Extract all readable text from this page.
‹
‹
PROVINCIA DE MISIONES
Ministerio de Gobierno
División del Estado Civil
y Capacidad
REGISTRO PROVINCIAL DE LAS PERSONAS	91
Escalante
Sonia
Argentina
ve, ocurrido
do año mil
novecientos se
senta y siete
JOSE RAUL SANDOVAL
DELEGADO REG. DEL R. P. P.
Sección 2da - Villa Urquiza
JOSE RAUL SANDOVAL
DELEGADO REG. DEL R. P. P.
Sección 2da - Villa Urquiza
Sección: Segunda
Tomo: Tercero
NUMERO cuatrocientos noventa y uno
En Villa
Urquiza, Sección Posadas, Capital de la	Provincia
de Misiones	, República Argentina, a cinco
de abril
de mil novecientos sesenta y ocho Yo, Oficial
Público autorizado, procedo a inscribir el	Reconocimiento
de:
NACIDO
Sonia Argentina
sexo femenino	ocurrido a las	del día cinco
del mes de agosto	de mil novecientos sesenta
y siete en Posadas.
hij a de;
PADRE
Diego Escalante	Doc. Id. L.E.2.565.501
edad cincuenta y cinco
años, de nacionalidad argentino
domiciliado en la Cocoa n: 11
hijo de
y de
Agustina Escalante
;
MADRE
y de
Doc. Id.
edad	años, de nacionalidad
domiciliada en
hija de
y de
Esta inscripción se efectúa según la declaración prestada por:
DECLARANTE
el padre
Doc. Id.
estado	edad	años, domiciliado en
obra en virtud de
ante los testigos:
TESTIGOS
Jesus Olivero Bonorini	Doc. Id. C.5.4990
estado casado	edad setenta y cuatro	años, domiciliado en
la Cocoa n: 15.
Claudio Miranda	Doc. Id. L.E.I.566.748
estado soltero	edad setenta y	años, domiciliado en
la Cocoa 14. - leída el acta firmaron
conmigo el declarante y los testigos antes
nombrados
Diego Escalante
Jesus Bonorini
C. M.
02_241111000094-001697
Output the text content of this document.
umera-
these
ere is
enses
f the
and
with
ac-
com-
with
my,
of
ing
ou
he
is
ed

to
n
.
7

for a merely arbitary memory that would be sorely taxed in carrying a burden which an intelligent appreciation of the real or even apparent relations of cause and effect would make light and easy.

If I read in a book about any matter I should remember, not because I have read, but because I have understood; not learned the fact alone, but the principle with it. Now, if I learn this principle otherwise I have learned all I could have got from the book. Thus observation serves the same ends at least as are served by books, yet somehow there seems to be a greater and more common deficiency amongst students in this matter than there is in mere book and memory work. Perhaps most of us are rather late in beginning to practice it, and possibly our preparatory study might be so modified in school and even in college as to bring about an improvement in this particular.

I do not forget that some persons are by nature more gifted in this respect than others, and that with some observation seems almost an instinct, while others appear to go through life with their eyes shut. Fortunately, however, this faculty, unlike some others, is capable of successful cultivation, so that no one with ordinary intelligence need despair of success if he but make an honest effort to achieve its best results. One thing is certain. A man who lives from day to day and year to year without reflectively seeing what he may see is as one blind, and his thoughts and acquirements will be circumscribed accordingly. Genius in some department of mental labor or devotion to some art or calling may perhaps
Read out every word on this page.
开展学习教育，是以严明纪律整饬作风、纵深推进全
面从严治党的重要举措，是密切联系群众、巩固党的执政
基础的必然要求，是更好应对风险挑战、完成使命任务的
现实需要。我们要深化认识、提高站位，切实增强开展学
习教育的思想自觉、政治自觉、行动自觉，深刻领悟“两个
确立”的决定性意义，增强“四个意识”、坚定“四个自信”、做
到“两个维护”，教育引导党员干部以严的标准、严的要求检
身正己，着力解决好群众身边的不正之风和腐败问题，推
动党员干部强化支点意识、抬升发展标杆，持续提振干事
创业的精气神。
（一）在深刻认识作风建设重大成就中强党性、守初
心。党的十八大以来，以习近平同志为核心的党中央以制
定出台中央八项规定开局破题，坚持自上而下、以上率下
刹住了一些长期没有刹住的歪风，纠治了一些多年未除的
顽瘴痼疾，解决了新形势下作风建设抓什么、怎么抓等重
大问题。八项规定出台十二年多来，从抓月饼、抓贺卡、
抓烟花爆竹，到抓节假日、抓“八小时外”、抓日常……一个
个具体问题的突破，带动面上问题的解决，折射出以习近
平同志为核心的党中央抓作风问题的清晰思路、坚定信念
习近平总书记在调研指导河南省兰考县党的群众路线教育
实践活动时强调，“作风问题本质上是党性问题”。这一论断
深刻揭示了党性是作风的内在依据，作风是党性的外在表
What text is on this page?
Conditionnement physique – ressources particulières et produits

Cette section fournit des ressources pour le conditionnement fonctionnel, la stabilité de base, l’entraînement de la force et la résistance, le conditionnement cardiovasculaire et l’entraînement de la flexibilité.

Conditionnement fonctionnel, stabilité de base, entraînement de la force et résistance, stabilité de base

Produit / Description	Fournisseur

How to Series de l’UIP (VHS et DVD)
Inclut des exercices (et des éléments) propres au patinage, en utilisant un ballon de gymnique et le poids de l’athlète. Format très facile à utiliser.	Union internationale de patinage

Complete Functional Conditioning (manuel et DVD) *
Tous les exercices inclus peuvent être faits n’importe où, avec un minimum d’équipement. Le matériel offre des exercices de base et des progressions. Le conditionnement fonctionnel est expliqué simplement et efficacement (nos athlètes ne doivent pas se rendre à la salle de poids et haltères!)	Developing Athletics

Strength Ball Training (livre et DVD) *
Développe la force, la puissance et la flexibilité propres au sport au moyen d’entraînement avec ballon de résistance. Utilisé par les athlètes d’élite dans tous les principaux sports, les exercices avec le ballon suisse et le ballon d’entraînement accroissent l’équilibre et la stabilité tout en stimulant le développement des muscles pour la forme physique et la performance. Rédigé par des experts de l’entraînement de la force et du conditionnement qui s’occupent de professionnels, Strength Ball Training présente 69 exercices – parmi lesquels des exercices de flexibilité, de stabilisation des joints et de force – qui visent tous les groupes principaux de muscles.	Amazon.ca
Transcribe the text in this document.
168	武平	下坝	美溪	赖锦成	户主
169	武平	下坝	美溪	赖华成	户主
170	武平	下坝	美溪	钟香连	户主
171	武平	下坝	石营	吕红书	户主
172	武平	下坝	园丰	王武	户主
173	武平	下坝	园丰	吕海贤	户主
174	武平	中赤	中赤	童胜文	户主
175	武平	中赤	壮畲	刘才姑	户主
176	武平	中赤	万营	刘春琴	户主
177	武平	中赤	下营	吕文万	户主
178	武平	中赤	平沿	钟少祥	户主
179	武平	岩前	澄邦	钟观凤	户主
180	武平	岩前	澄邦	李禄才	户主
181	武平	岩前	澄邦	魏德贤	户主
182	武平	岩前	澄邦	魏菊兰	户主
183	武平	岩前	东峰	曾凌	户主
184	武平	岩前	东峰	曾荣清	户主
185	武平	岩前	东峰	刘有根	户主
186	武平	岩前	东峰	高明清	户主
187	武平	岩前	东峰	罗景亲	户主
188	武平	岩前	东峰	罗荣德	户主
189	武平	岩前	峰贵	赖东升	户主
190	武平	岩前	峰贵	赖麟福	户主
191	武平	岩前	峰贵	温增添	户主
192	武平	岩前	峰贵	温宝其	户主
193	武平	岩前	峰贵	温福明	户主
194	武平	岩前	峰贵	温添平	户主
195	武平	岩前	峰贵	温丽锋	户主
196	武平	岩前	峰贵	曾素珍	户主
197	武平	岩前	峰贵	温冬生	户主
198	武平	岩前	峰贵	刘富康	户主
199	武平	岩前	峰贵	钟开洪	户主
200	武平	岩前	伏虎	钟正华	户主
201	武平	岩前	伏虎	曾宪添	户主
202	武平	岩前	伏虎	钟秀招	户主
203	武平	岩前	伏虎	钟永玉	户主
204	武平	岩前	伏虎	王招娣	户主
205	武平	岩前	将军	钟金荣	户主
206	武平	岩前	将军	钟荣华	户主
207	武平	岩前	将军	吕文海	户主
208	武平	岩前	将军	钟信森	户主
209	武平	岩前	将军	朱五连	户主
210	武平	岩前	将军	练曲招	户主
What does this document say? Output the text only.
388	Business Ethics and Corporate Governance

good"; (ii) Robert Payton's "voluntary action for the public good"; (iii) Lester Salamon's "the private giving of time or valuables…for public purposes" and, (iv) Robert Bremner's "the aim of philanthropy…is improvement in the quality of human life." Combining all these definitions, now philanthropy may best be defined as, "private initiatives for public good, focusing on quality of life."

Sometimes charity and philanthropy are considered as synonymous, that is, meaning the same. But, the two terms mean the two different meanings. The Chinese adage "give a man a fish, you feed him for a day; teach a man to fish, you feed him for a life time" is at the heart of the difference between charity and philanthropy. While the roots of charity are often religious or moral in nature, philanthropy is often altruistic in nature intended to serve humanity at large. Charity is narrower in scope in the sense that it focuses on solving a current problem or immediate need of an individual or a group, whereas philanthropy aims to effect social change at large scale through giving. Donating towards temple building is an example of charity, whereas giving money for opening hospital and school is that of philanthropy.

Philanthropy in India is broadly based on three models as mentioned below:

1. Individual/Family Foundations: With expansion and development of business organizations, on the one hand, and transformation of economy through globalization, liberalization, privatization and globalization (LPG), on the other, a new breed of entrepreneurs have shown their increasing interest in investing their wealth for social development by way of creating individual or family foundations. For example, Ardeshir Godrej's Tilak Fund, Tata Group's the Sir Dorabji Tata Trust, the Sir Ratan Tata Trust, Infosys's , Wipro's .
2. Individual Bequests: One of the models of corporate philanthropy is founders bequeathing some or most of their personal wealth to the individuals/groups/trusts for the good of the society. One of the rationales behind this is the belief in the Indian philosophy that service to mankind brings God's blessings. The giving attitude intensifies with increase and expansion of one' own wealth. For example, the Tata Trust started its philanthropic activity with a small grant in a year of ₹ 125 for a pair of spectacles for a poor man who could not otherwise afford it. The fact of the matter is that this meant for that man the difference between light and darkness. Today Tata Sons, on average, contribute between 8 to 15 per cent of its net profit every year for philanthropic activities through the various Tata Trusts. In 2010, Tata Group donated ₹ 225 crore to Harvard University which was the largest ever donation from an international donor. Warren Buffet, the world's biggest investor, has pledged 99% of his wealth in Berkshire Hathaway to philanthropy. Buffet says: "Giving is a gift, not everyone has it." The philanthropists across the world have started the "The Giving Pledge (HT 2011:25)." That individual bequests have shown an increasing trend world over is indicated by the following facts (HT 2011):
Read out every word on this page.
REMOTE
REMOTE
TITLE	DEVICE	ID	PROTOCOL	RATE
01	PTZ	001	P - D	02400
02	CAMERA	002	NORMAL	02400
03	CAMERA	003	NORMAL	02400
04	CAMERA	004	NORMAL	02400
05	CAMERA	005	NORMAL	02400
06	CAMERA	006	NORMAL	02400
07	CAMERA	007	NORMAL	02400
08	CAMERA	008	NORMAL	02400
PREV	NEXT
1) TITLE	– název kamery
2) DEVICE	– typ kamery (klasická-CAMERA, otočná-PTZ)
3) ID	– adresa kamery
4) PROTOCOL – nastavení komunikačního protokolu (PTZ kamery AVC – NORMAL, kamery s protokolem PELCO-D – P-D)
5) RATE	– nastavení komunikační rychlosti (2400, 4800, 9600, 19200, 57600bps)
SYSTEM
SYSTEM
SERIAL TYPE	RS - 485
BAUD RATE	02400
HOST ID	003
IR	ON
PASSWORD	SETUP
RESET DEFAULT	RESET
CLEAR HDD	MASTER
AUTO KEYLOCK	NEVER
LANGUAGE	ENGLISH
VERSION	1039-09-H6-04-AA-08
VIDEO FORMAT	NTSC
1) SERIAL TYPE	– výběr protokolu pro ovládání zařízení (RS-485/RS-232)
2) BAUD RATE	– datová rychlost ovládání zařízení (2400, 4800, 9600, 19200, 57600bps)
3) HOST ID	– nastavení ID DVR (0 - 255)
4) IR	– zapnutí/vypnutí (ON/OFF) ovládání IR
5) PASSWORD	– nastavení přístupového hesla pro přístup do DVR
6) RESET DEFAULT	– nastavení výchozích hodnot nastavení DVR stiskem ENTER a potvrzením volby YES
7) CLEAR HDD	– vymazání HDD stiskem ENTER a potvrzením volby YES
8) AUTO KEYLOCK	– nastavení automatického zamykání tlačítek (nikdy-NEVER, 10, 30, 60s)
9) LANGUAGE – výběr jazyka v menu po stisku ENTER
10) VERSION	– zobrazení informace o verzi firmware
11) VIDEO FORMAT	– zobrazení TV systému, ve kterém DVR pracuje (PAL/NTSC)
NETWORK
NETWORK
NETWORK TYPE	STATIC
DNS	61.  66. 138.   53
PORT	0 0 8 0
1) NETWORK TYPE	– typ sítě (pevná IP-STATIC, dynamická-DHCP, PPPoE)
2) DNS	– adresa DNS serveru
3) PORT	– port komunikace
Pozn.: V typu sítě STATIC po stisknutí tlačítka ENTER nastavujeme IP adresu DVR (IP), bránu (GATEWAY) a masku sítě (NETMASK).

### What to do:
Using the listing above, locate the lines that hold "protokolu" and copy each one.

### Task output:
4) PROTOCOL – nastavení komunikačního protokolu (PTZ kamery AVC – NORMAL, kamery s protokolem PELCO-D – P-D)
1) SERIAL TYPE	– výběr protokolu pro ovládání zařízení (RS-485/RS-232)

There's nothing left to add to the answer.